Brief
Look through the entries and report how many lines include the word "CryptoQuant". Give the number alone.

Provided data
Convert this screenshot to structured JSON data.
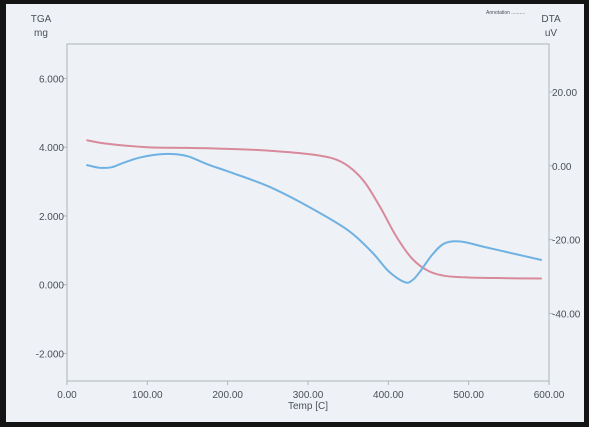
{
  "header_note": "Annotation   ..........",
  "chart_data": {
    "type": "line",
    "xlabel": "Temp  [C]",
    "xlim": [
      0,
      600
    ],
    "x_ticks": [
      "0.00",
      "100.00",
      "200.00",
      "300.00",
      "400.00",
      "500.00",
      "600.00"
    ],
    "left_axis": {
      "label_top": "TGA",
      "label_unit": "mg",
      "ylim": [
        -2.8,
        7.0
      ],
      "ticks": [
        "6.000",
        "4.000",
        "2.000",
        "0.000",
        "-2.000"
      ]
    },
    "right_axis": {
      "label_top": "DTA",
      "label_unit": "uV",
      "ylim": [
        -58.3,
        33.0
      ],
      "ticks": [
        "20.00",
        "0.00",
        "-20.00",
        "-40.00"
      ]
    },
    "series": [
      {
        "axis": "left",
        "color": "#d88a9b",
        "x": [
          25,
          50,
          100,
          150,
          200,
          250,
          300,
          330,
          350,
          370,
          390,
          410,
          430,
          450,
          470,
          500,
          550,
          590
        ],
        "y": [
          4.2,
          4.1,
          4.0,
          3.98,
          3.95,
          3.9,
          3.8,
          3.68,
          3.45,
          3.0,
          2.25,
          1.4,
          0.75,
          0.4,
          0.26,
          0.21,
          0.19,
          0.18
        ]
      },
      {
        "axis": "right",
        "color": "#6fb1e3",
        "x": [
          25,
          40,
          55,
          70,
          90,
          110,
          130,
          150,
          175,
          200,
          250,
          300,
          350,
          380,
          400,
          420,
          430,
          440,
          455,
          470,
          490,
          520,
          560,
          590
        ],
        "y": [
          0.2,
          -0.5,
          -0.4,
          0.8,
          2.2,
          3.0,
          3.2,
          2.6,
          0.4,
          -1.5,
          -5.5,
          -11.0,
          -17.5,
          -23.5,
          -28.5,
          -31.5,
          -31.0,
          -28.5,
          -24.0,
          -21.0,
          -20.5,
          -22.0,
          -24.0,
          -25.5
        ]
      }
    ]
  }
}
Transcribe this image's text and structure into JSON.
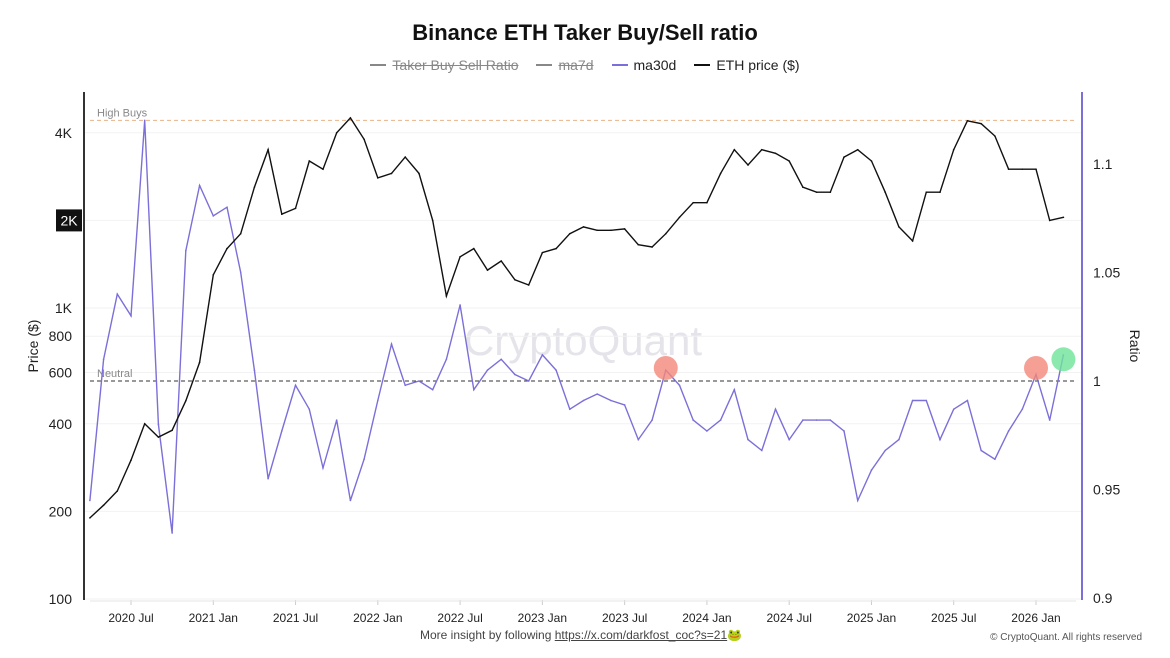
{
  "chart_data": {
    "type": "line",
    "title": "Binance ETH Taker Buy/Sell ratio",
    "legend": [
      {
        "name": "Taker Buy Sell Ratio",
        "color": "#888888",
        "hidden": true
      },
      {
        "name": "ma7d",
        "color": "#888888",
        "hidden": true
      },
      {
        "name": "ma30d",
        "color": "#7b6fd9",
        "hidden": false
      },
      {
        "name": "ETH price ($)",
        "color": "#111111",
        "hidden": false
      }
    ],
    "legend_placement": "top-center",
    "left_axis": {
      "label": "Price ($)",
      "scale": "log",
      "range": [
        100,
        5500
      ],
      "ticks": [
        "100",
        "200",
        "400",
        "600",
        "800",
        "1K",
        "2K",
        "4K"
      ],
      "tick_values": [
        100,
        200,
        400,
        600,
        800,
        1000,
        2000,
        4000
      ],
      "highlighted_tick": "2K"
    },
    "right_axis": {
      "label": "Ratio",
      "scale": "linear",
      "range": [
        0.9,
        1.13
      ],
      "ticks": [
        "0.9",
        "0.95",
        "1",
        "1.05",
        "1.1"
      ],
      "tick_values": [
        0.9,
        0.95,
        1,
        1.05,
        1.1
      ]
    },
    "x_axis": {
      "ticks": [
        "2020 Jul",
        "2021 Jan",
        "2021 Jul",
        "2022 Jan",
        "2022 Jul",
        "2023 Jan",
        "2023 Jul",
        "2024 Jan",
        "2024 Jul",
        "2025 Jan",
        "2025 Jul",
        "2026 Jan"
      ],
      "tick_dates": [
        "2020-07",
        "2021-01",
        "2021-07",
        "2022-01",
        "2022-07",
        "2023-01",
        "2023-07",
        "2024-01",
        "2024-07",
        "2025-01",
        "2025-07",
        "2026-01"
      ]
    },
    "reference_lines": [
      {
        "label": "High Buys",
        "value": 1.12,
        "color": "#e8b48a"
      },
      {
        "label": "Neutral",
        "value": 1.0,
        "color": "#333333"
      }
    ],
    "x": [
      "2020-04",
      "2020-05",
      "2020-06",
      "2020-07",
      "2020-08",
      "2020-09",
      "2020-10",
      "2020-11",
      "2020-12",
      "2021-01",
      "2021-02",
      "2021-03",
      "2021-04",
      "2021-05",
      "2021-06",
      "2021-07",
      "2021-08",
      "2021-09",
      "2021-10",
      "2021-11",
      "2021-12",
      "2022-01",
      "2022-02",
      "2022-03",
      "2022-04",
      "2022-05",
      "2022-06",
      "2022-07",
      "2022-08",
      "2022-09",
      "2022-10",
      "2022-11",
      "2022-12",
      "2023-01",
      "2023-02",
      "2023-03",
      "2023-04",
      "2023-05",
      "2023-06",
      "2023-07",
      "2023-08",
      "2023-09",
      "2023-10",
      "2023-11",
      "2023-12",
      "2024-01",
      "2024-02",
      "2024-03",
      "2024-04",
      "2024-05",
      "2024-06",
      "2024-07",
      "2024-08",
      "2024-09",
      "2024-10",
      "2024-11",
      "2024-12",
      "2025-01",
      "2025-02",
      "2025-03",
      "2025-04",
      "2025-05",
      "2025-06",
      "2025-07",
      "2025-08",
      "2025-09",
      "2025-10",
      "2025-11",
      "2025-12",
      "2026-01",
      "2026-02",
      "2026-03"
    ],
    "series": [
      {
        "name": "ETH price ($)",
        "axis": "left",
        "values": [
          190,
          210,
          235,
          300,
          400,
          360,
          380,
          480,
          650,
          1300,
          1600,
          1800,
          2600,
          3500,
          2100,
          2200,
          3200,
          3000,
          4000,
          4500,
          3800,
          2800,
          2900,
          3300,
          2900,
          2000,
          1100,
          1500,
          1600,
          1350,
          1450,
          1250,
          1200,
          1550,
          1600,
          1800,
          1900,
          1850,
          1850,
          1870,
          1650,
          1620,
          1800,
          2050,
          2300,
          2300,
          2900,
          3500,
          3100,
          3500,
          3400,
          3200,
          2600,
          2500,
          2500,
          3300,
          3500,
          3200,
          2500,
          1900,
          1700,
          2500,
          2500,
          3500,
          4400,
          4300,
          3900,
          3000,
          3000,
          3000,
          2000,
          2050
        ]
      },
      {
        "name": "ma30d",
        "axis": "right",
        "values": [
          0.945,
          1.01,
          1.04,
          1.03,
          1.12,
          0.98,
          0.93,
          1.06,
          1.09,
          1.076,
          1.08,
          1.05,
          1.005,
          0.955,
          0.977,
          0.998,
          0.987,
          0.96,
          0.982,
          0.945,
          0.964,
          0.991,
          1.017,
          0.998,
          1.0,
          0.996,
          1.01,
          1.035,
          0.996,
          1.005,
          1.01,
          1.003,
          1.0,
          1.012,
          1.005,
          0.987,
          0.991,
          0.994,
          0.991,
          0.989,
          0.973,
          0.982,
          1.005,
          0.998,
          0.982,
          0.977,
          0.982,
          0.996,
          0.973,
          0.968,
          0.987,
          0.973,
          0.982,
          0.982,
          0.982,
          0.977,
          0.945,
          0.959,
          0.968,
          0.973,
          0.991,
          0.991,
          0.973,
          0.987,
          0.991,
          0.968,
          0.964,
          0.977,
          0.987,
          1.003,
          0.982,
          1.012
        ]
      }
    ],
    "markers": [
      {
        "date": "2023-10",
        "value": 1.006,
        "color": "#f4877a"
      },
      {
        "date": "2026-01",
        "value": 1.006,
        "color": "#f4877a"
      },
      {
        "date": "2026-03",
        "value": 1.01,
        "color": "#6fe39a"
      }
    ],
    "watermark": "CryptoQuant",
    "grid": true
  },
  "footer": {
    "text": "More insight by following ",
    "link": "https://x.com/darkfost_coc?s=21",
    "emoji": "🐸",
    "copyright": "© CryptoQuant. All rights reserved"
  }
}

Output below
2